Format every line of the records below as a JSON list of strings, with one string per line and no blank lines. Leave the pictures out.

--

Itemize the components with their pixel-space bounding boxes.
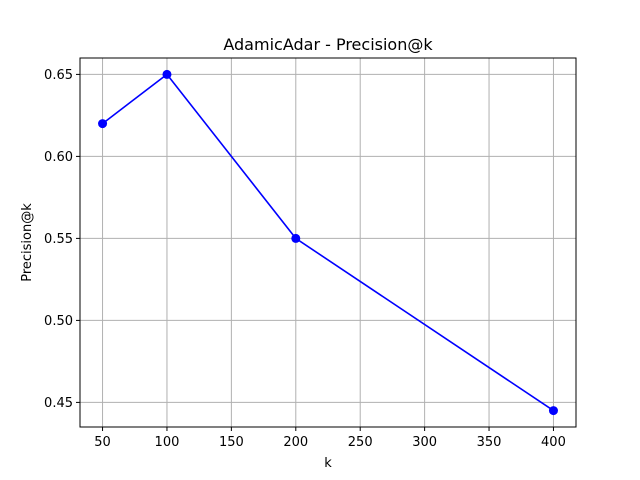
grid	[80, 58, 576, 427]
y-tick-label: 0.65	[44, 68, 73, 83]
series-line	[102, 73, 554, 412]
x-tick-label: 300	[412, 435, 437, 450]
x-tick-label: 350	[477, 435, 502, 450]
axis-ticks: 50 100 150 200 250 300 350 400 0.45 0.50 0.55 0.60 0…	[44, 68, 566, 450]
y-tick-label: 0.50	[44, 314, 73, 329]
y-axis-label: Precision@k	[20, 203, 35, 282]
y-tick-label: 0.45	[44, 396, 73, 411]
x-tick-label: 200	[283, 435, 308, 450]
x-tick-label: 250	[348, 435, 373, 450]
data-point	[291, 233, 301, 243]
data-point	[162, 69, 172, 79]
data-point	[548, 406, 558, 416]
plot-area	[79, 57, 577, 428]
y-tick-label: 0.60	[44, 150, 73, 165]
data-series	[98, 69, 558, 416]
data-point	[98, 119, 108, 129]
x-tick-label: 100	[155, 435, 180, 450]
y-tick-label: 0.55	[44, 232, 73, 247]
x-axis-label: k	[324, 456, 332, 471]
chart-title: AdamicAdar - Precision@k	[223, 35, 433, 54]
x-tick-label: 50	[94, 435, 111, 450]
x-tick-label: 150	[219, 435, 244, 450]
x-tick-label: 400	[541, 435, 566, 450]
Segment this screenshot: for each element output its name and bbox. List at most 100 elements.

--

§ **ANSWER TO THIS PROBLEM**
[
  "Itemize the components with their pixel-space bounding boxes.",
  "grid\t[80, 58, 576, 427]",
  "y-tick-label: 0.65\t[44, 68, 73, 83]",
  "series-line\t[102, 73, 554, 412]",
  "x-tick-label: 300\t[412, 435, 437, 450]",
  "x-tick-label: 350\t[477, 435, 502, 450]",
  "axis-ticks: 50 100 150 200 250 300 350 400 0.45 0.50 0.55 0.60 0…\t[44, 68, 566, 450]",
  "y-tick-label: 0.50\t[44, 314, 73, 329]",
  "y-axis-label: Precision@k\t[20, 203, 35, 282]",
  "y-tick-label: 0.45\t[44, 396, 73, 411]",
  "x-tick-label: 200\t[283, 435, 308, 450]",
  "x-tick-label: 250\t[348, 435, 373, 450]",
  "data-point\t[291, 233, 301, 243]",
  "data-point\t[162, 69, 172, 79]",
  "data-point\t[548, 406, 558, 416]",
  "plot-area\t[79, 57, 577, 428]",
  "y-tick-label: 0.60\t[44, 150, 73, 165]",
  "data-series\t[98, 69, 558, 416]",
  "data-point\t[98, 119, 108, 129]",
  "x-tick-label: 100\t[155, 435, 180, 450]",
  "y-tick-label: 0.55\t[44, 232, 73, 247]",
  "x-axis-label: k\t[324, 456, 332, 471]",
  "chart-title: AdamicAdar - Precision@k\t[223, 35, 433, 54]",
  "x-tick-label: 50\t[94, 435, 111, 450]",
  "x-tick-label: 150\t[219, 435, 244, 450]",
  "x-tick-label: 400\t[541, 435, 566, 450]",
  "Segment this screenshot: for each element output its name and bbox. List at most 100 elements."
]